• Challenge:
Your task is to restate the data word for word.

• • • • •

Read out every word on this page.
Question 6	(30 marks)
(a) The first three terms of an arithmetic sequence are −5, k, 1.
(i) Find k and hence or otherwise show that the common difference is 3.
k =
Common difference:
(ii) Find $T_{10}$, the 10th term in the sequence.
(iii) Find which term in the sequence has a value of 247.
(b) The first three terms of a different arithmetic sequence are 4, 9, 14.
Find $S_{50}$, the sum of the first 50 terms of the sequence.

• • • • •

• Exercise answer:
Read out every word on this page.
Question 6	(30 marks)
(a) The first three terms of an arithmetic sequence are −5, k, 1.
(i) Find k and hence or otherwise show that the common difference is 3.
k =
Common difference:
(ii) Find $T_{10}$, the 10th term in the sequence.
(iii) Find which term in the sequence has a value of 247.
(b) The first three terms of a different arithmetic sequence are 4, 9, 14.
Find $S_{50}$, the sum of the first 50 terms of the sequence.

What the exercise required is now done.